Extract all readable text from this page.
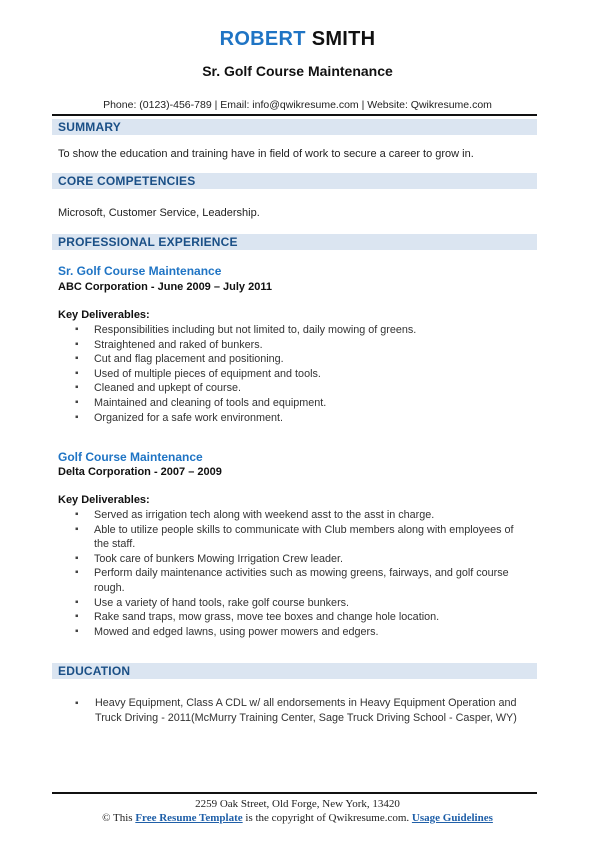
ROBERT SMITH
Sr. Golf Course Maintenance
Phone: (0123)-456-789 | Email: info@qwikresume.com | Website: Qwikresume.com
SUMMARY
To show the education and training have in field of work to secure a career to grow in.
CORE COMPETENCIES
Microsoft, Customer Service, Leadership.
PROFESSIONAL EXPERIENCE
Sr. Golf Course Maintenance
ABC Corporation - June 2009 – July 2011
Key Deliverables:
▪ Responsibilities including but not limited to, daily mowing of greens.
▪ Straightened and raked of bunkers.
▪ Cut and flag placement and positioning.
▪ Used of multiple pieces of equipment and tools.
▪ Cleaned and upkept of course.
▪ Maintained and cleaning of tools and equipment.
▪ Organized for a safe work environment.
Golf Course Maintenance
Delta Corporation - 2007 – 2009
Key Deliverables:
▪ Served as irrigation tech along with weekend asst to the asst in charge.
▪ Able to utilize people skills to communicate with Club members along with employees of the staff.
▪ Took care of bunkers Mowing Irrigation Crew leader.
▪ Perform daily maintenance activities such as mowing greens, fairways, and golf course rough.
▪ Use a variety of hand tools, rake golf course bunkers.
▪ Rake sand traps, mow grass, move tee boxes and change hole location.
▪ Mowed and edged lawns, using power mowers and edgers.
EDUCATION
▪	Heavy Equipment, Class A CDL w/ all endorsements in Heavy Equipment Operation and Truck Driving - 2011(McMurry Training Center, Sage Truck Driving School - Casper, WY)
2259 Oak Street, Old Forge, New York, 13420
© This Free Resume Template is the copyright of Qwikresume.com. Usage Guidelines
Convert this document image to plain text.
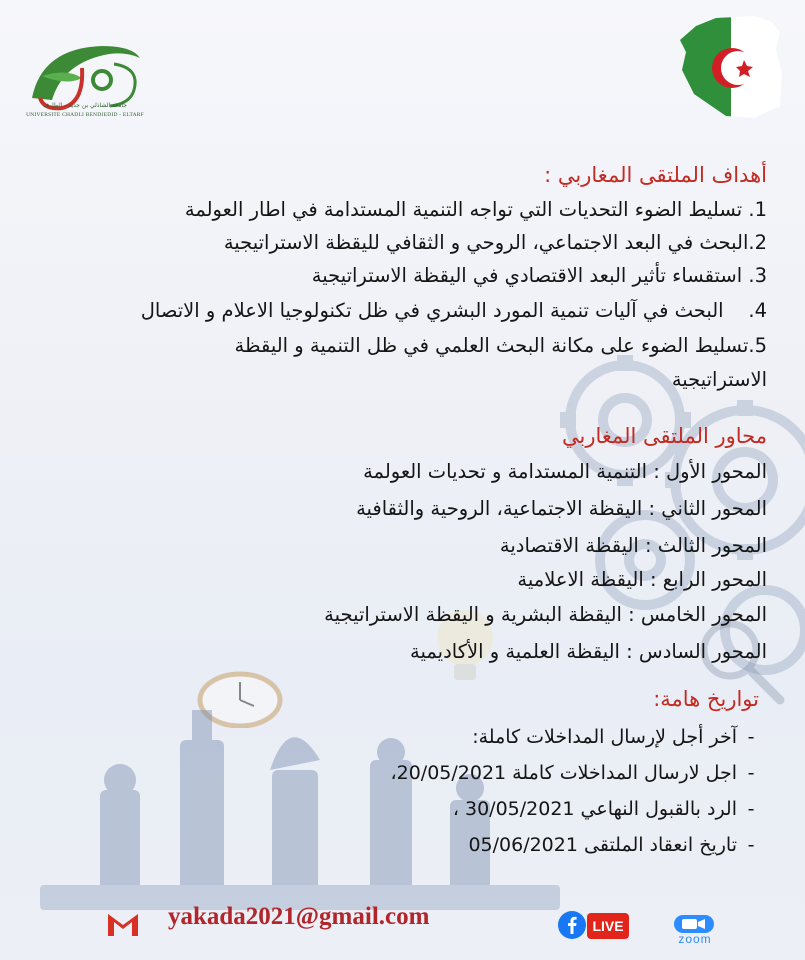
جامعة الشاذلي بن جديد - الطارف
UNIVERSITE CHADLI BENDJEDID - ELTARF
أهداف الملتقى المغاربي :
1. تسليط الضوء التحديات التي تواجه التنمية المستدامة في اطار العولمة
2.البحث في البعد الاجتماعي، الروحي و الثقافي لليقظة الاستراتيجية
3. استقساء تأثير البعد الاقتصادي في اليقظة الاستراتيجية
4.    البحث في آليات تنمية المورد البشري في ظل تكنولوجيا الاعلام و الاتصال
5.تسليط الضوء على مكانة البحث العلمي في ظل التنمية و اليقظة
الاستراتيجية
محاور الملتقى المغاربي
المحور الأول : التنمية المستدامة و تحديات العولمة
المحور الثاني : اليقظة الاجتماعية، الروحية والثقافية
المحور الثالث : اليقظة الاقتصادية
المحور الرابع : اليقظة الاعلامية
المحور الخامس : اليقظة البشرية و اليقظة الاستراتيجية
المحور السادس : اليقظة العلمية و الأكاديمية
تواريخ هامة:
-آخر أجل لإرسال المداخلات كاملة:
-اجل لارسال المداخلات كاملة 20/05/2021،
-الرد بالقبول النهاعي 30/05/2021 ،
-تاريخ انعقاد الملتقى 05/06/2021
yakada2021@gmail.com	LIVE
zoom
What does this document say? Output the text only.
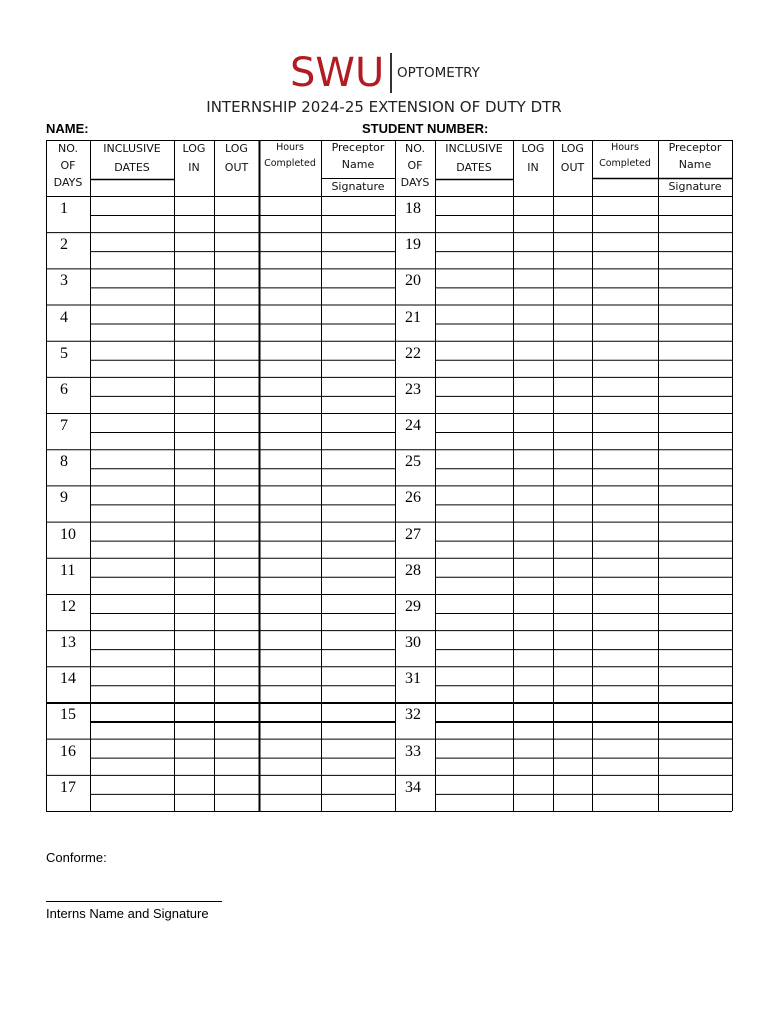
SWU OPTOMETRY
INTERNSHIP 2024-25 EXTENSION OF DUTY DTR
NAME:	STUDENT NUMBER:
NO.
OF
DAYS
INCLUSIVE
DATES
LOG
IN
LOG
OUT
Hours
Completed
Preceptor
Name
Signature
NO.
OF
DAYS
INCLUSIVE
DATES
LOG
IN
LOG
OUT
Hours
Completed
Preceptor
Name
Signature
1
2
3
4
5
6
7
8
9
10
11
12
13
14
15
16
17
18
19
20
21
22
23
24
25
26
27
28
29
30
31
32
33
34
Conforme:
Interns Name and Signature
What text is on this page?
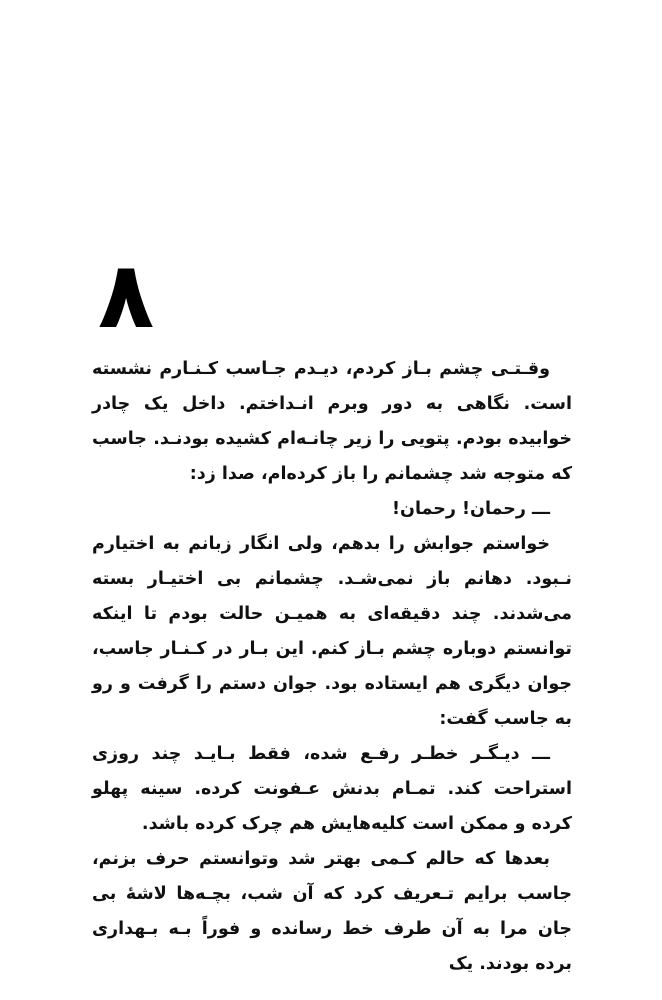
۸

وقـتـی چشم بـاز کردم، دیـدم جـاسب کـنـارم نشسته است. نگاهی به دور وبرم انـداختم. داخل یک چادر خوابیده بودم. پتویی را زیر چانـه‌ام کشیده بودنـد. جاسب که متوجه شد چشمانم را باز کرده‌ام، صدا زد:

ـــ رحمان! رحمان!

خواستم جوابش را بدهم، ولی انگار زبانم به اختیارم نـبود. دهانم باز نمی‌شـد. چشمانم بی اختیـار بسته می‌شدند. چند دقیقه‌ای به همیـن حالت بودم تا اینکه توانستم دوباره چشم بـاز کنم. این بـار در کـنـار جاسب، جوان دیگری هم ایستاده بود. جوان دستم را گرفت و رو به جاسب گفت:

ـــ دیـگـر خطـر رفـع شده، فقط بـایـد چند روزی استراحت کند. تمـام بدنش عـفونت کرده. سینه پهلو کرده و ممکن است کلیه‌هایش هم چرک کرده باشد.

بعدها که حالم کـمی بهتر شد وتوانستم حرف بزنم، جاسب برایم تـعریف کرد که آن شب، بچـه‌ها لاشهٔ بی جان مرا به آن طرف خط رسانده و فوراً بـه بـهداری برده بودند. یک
☆ ☆ ☆ ☆ ☆
What is needed.
Copy in full each line that holds the word "greens".

Written solution.
▪ Responsibilities including but not limited to, daily mowing of greens.
▪ Perform daily maintenance activities such as mowing greens, fairways, and golf course rough.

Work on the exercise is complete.